# Your goal:
Give the data below again exactly as it stands. Omit the pictures.
-- Start Data supplied --
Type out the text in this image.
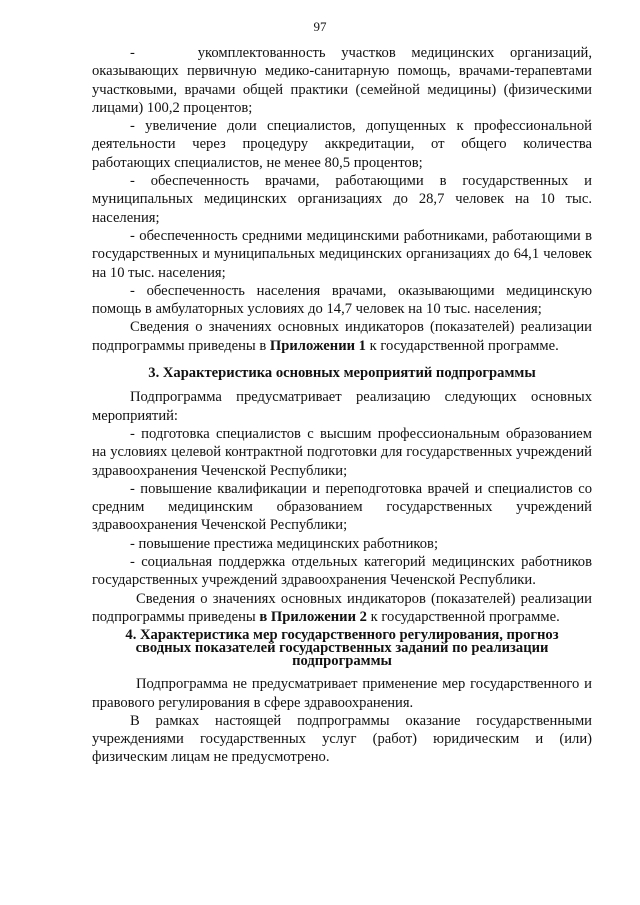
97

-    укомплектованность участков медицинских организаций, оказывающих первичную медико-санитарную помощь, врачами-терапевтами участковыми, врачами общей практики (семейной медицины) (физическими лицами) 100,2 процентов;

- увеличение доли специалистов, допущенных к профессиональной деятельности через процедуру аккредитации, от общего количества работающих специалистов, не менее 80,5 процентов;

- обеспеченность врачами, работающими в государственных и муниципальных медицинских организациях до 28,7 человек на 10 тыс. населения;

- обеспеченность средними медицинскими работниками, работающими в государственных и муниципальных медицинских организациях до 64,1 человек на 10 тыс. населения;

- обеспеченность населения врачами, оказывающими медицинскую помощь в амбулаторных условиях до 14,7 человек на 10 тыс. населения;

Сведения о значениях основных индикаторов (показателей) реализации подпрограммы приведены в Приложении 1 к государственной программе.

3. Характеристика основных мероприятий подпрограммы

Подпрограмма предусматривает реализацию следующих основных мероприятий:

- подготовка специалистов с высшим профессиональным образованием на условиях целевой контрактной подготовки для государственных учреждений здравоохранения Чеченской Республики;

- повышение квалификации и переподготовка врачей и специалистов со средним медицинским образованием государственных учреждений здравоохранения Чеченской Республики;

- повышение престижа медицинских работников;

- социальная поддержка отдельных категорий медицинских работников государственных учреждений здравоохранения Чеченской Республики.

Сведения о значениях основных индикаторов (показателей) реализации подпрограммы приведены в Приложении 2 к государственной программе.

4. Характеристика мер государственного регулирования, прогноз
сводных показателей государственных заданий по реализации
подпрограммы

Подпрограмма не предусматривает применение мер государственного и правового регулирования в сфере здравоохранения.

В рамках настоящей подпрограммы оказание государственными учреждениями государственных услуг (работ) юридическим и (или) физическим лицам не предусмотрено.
-- End Data supplied --
# Output for this exercise:
Type out the text in this image.
97

-    укомплектованность участков медицинских организаций, оказывающих первичную медико-санитарную помощь, врачами-терапевтами участковыми, врачами общей практики (семейной медицины) (физическими лицами) 100,2 процентов;

- увеличение доли специалистов, допущенных к профессиональной деятельности через процедуру аккредитации, от общего количества работающих специалистов, не менее 80,5 процентов;

- обеспеченность врачами, работающими в государственных и муниципальных медицинских организациях до 28,7 человек на 10 тыс. населения;

- обеспеченность средними медицинскими работниками, работающими в государственных и муниципальных медицинских организациях до 64,1 человек на 10 тыс. населения;

- обеспеченность населения врачами, оказывающими медицинскую помощь в амбулаторных условиях до 14,7 человек на 10 тыс. населения;

Сведения о значениях основных индикаторов (показателей) реализации подпрограммы приведены в Приложении 1 к государственной программе.

3. Характеристика основных мероприятий подпрограммы

Подпрограмма предусматривает реализацию следующих основных мероприятий:

- подготовка специалистов с высшим профессиональным образованием на условиях целевой контрактной подготовки для государственных учреждений здравоохранения Чеченской Республики;

- повышение квалификации и переподготовка врачей и специалистов со средним медицинским образованием государственных учреждений здравоохранения Чеченской Республики;

- повышение престижа медицинских работников;

- социальная поддержка отдельных категорий медицинских работников государственных учреждений здравоохранения Чеченской Республики.

Сведения о значениях основных индикаторов (показателей) реализации подпрограммы приведены в Приложении 2 к государственной программе.

4. Характеристика мер государственного регулирования, прогноз
сводных показателей государственных заданий по реализации
подпрограммы

Подпрограмма не предусматривает применение мер государственного и правового регулирования в сфере здравоохранения.

В рамках настоящей подпрограммы оказание государственными учреждениями государственных услуг (работ) юридическим и (или) физическим лицам не предусмотрено.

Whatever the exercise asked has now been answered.